Exercise goal: Read the data below. Every line holding the string "actief" must be copied.

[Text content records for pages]
Start of Block
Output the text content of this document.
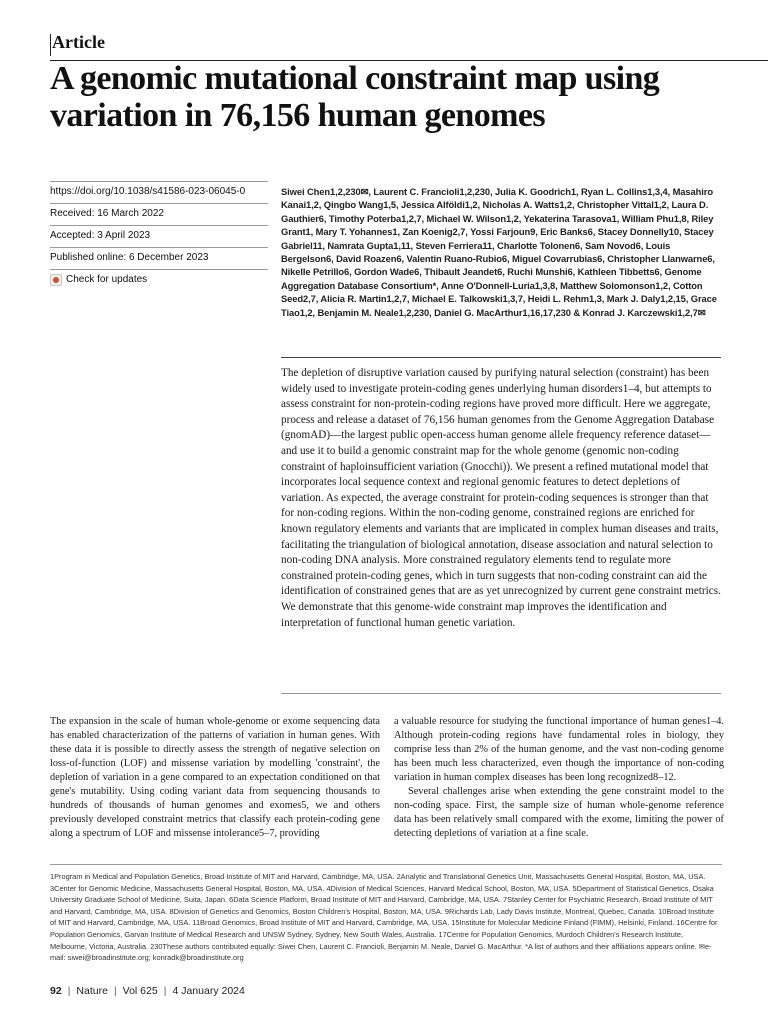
Article
A genomic mutational constraint map using variation in 76,156 human genomes
https://doi.org/10.1038/s41586-023-06045-0
Received: 16 March 2022
Accepted: 3 April 2023
Published online: 6 December 2023
Check for updates
Siwei Chen1,2,230✉, Laurent C. Francioli1,2,230, Julia K. Goodrich1, Ryan L. Collins1,3,4, Masahiro Kanai1,2, Qingbo Wang1,5, Jessica Alföldi1,2, Nicholas A. Watts1,2, Christopher Vittal1,2, Laura D. Gauthier6, Timothy Poterba1,2,7, Michael W. Wilson1,2, Yekaterina Tarasova1, William Phu1,8, Riley Grant1, Mary T. Yohannes1, Zan Koenig2,7, Yossi Farjoun9, Eric Banks6, Stacey Donnelly10, Stacey Gabriel11, Namrata Gupta1,11, Steven Ferriera11, Charlotte Tolonen6, Sam Novod6, Louis Bergelson6, David Roazen6, Valentin Ruano-Rubio6, Miguel Covarrubias6, Christopher Llanwarne6, Nikelle Petrillo6, Gordon Wade6, Thibault Jeandet6, Ruchi Munshi6, Kathleen Tibbetts6, Genome Aggregation Database Consortium*, Anne O'Donnell-Luria1,3,8, Matthew Solomonson1,2, Cotton Seed2,7, Alicia R. Martin1,2,7, Michael E. Talkowski1,3,7, Heidi L. Rehm1,3, Mark J. Daly1,2,15, Grace Tiao1,2, Benjamin M. Neale1,2,230, Daniel G. MacArthur1,16,17,230 & Konrad J. Karczewski1,2,7✉

The depletion of disruptive variation caused by purifying natural selection (constraint) has been widely used to investigate protein-coding genes underlying human disorders1–4, but attempts to assess constraint for non-protein-coding regions have proved more difficult. Here we aggregate, process and release a dataset of 76,156 human genomes from the Genome Aggregation Database (gnomAD)—the largest public open-access human genome allele frequency reference dataset—and use it to build a genomic constraint map for the whole genome (genomic non-coding constraint of haploinsufficient variation (Gnocchi)). We present a refined mutational model that incorporates local sequence context and regional genomic features to detect depletions of variation. As expected, the average constraint for protein-coding sequences is stronger than that for non-coding regions. Within the non-coding genome, constrained regions are enriched for known regulatory elements and variants that are implicated in complex human diseases and traits, facilitating the triangulation of biological annotation, disease association and natural selection to non-coding DNA analysis. More constrained regulatory elements tend to regulate more constrained protein-coding genes, which in turn suggests that non-coding constraint can aid the identification of constrained genes that are as yet unrecognized by current gene constraint metrics. We demonstrate that this genome-wide constraint map improves the identification and interpretation of functional human genetic variation.

The expansion in the scale of human whole-genome or exome sequencing data has enabled characterization of the patterns of variation in human genes. With these data it is possible to directly assess the strength of negative selection on loss-of-function (LOF) and missense variation by modelling 'constraint', the depletion of variation in a gene compared to an expectation conditioned on that gene's mutability. Using coding variant data from sequencing thousands to hundreds of thousands of human genomes and exomes5, we and others previously developed constraint metrics that classify each protein-coding gene along a spectrum of LOF and missense intolerance5–7, providing

a valuable resource for studying the functional importance of human genes1–4. Although protein-coding regions have fundamental roles in biology, they comprise less than 2% of the human genome, and the vast non-coding genome has been much less characterized, even though the importance of non-coding variation in human complex diseases has been long recognized8–12.

Several challenges arise when extending the gene constraint model to the non-coding space. First, the sample size of human whole-genome reference data has been relatively small compared with the exome, limiting the power of detecting depletions of variation at a fine scale.

1Program in Medical and Population Genetics, Broad Institute of MIT and Harvard, Cambridge, MA, USA. 2Analytic and Translational Genetics Unit, Massachusetts General Hospital, Boston, MA, USA. 3Center for Genomic Medicine, Massachusetts General Hospital, Boston, MA, USA. 4Division of Medical Sciences, Harvard Medical School, Boston, MA, USA. 5Department of Statistical Genetics, Osaka University Graduate School of Medicine, Suita, Japan. 6Data Science Platform, Broad Institute of MIT and Harvard, Cambridge, MA, USA. 7Stanley Center for Psychiatric Research, Broad Institute of MIT and Harvard, Cambridge, MA, USA. 8Division of Genetics and Genomics, Boston Children's Hospital, Boston, MA, USA. 9Richards Lab, Lady Davis Institute, Montreal, Quebec, Canada. 10Broad Institute of MIT and Harvard, Cambridge, MA, USA. 11Broad Genomics, Broad Institute of MIT and Harvard, Cambridge, MA, USA. 15Institute for Molecular Medicine Finland (FIMM), Helsinki, Finland. 16Centre for Population Genomics, Garvan Institute of Medical Research and UNSW Sydney, Sydney, New South Wales, Australia. 17Centre for Population Genomics, Murdoch Children's Research Institute, Melbourne, Victoria, Australia. 230These authors contributed equally: Siwei Chen, Laurent C. Francioli, Benjamin M. Neale, Daniel G. MacArthur. *A list of authors and their affiliations appears online. ✉e-mail: siwei@broadinstitute.org; konradk@broadinstitute.org

92 | Nature | Vol 625 | 4 January 2024
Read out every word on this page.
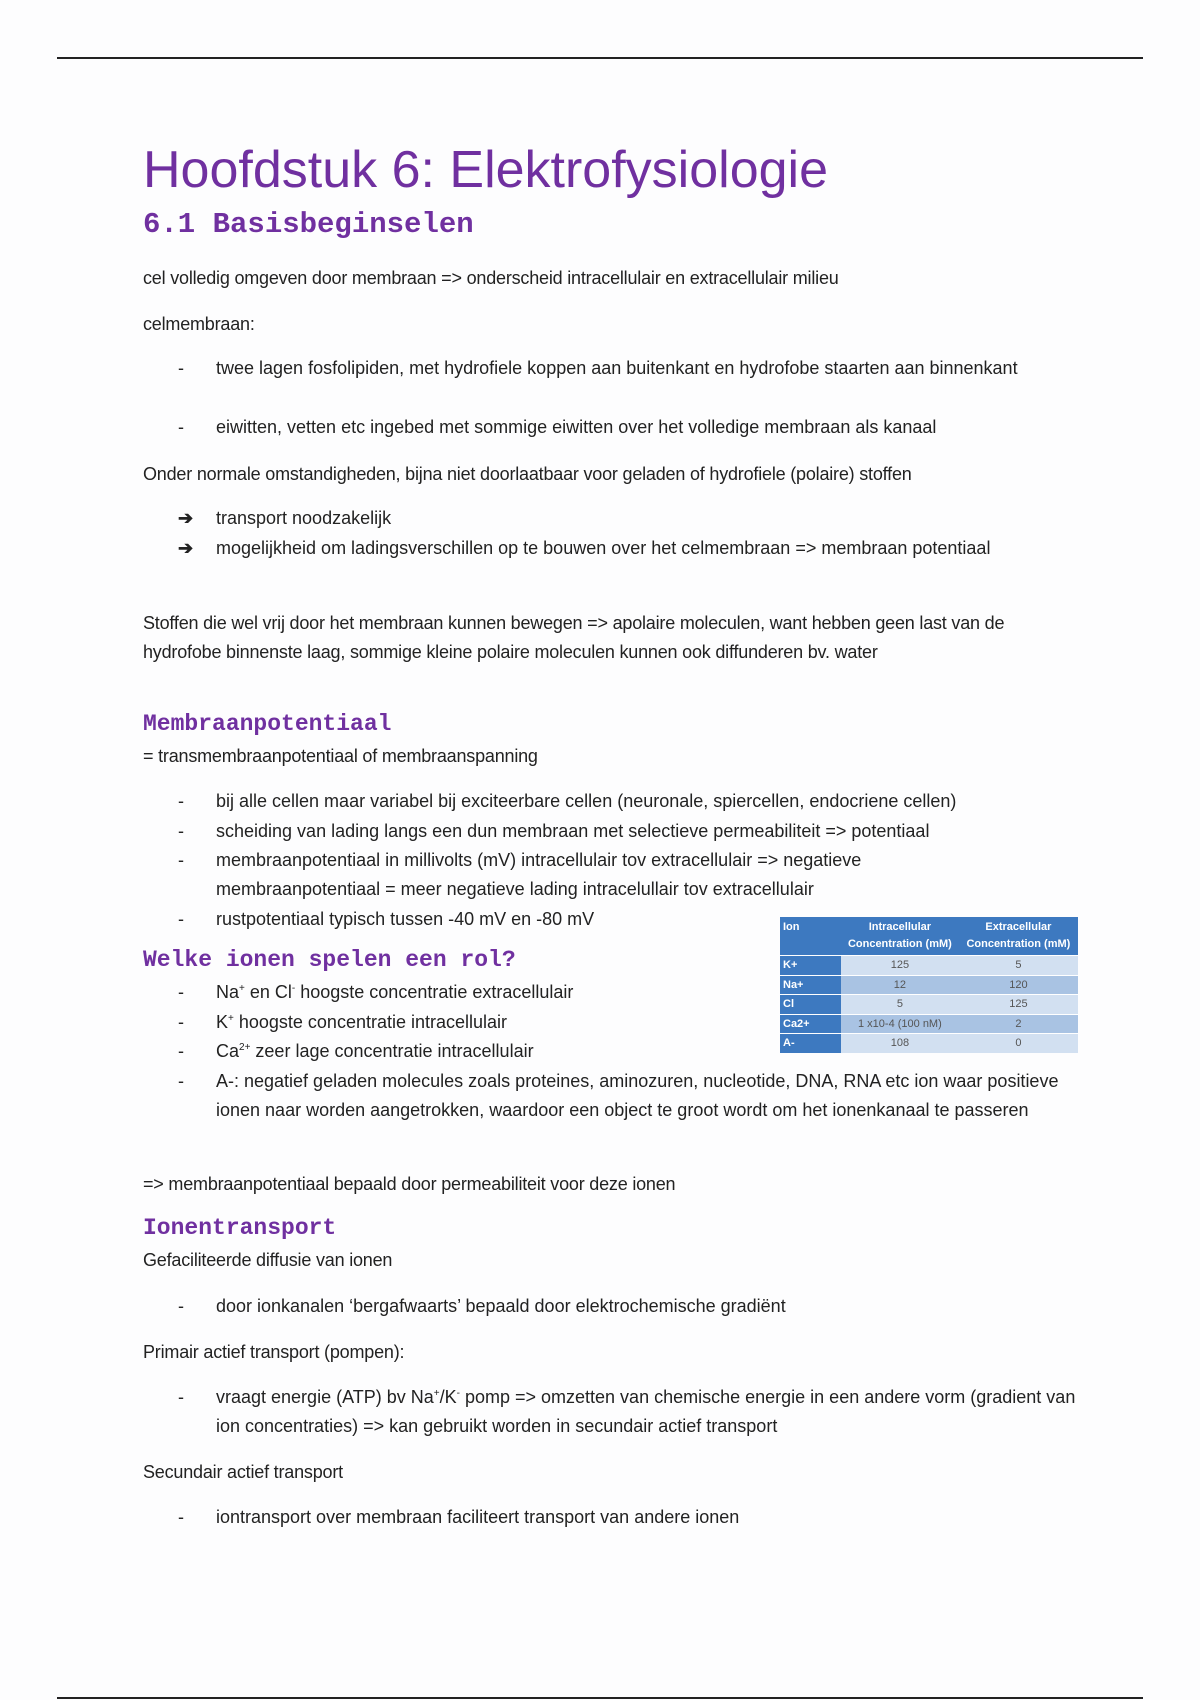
Hoofdstuk 6: Elektrofysiologie
6.1 Basisbeginselen
cel volledig omgeven door membraan => onderscheid intracellulair en extracellulair milieu
celmembraan:
-	twee lagen fosfolipiden, met hydrofiele koppen aan buitenkant en hydrofobe staarten aan binnenkant
-	eiwitten, vetten etc ingebed met sommige eiwitten over het volledige membraan als kanaal
Onder normale omstandigheden, bijna niet doorlaatbaar voor geladen of hydrofiele (polaire) stoffen
➔	transport noodzakelijk
➔	mogelijkheid om ladingsverschillen op te bouwen over het celmembraan => membraan potentiaal
Stoffen die wel vrij door het membraan kunnen bewegen => apolaire moleculen, want hebben geen last van de hydrofobe binnenste laag, sommige kleine polaire moleculen kunnen ook diffunderen bv. water
Membraanpotentiaal
= transmembraanpotentiaal of membraanspanning
-	bij alle cellen maar variabel bij exciteerbare cellen (neuronale, spiercellen, endocriene cellen)
-	scheiding van lading langs een dun membraan met selectieve permeabiliteit => potentiaal
-	membraanpotentiaal in millivolts (mV) intracellulair tov extracellulair => negatieve membraanpotentiaal = meer negatieve lading intracelullair tov extracellulair
-	rustpotentiaal typisch tussen -40 mV en -80 mV
Welke ionen spelen een rol?
-	Na+ en Cl- hoogste concentratie extracellulair
-	K+ hoogste concentratie intracellulair
-	$Ca^{2+}$ zeer lage concentratie intracellulair
-	A-: negatief geladen molecules zoals proteines, aminozuren, nucleotide, DNA, RNA etc ion waar positieve ionen naar worden aangetrokken, waardoor een object te groot wordt om het ionenkanaal te passeren
Ion	Intracellular Concentration (mM)	Extracellular Concentration (mM)
K+	125	5
Na+	12	120
Cl	5	125
Ca2+	1 x10-4 (100 nM)	2
A-	108	0
=> membraanpotentiaal bepaald door permeabiliteit voor deze ionen
Ionentransport
Gefaciliteerde diffusie van ionen
-	door ionkanalen ‘bergafwaarts’ bepaald door elektrochemische gradiënt
Primair actief transport (pompen):
-	vraagt energie (ATP) bv Na+/K- pomp => omzetten van chemische energie in een andere vorm (gradient van ion concentraties) => kan gebruikt worden in secundair actief transport
Secundair actief transport
-	iontransport over membraan faciliteert transport van andere ionen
End of Block
Expected output:
Primair actief transport (pompen):
-	vraagt energie (ATP) bv Na+/K- pomp => omzetten van chemische energie in een andere vorm (gradient van ion concentraties) => kan gebruikt worden in secundair actief transport
Secundair actief transport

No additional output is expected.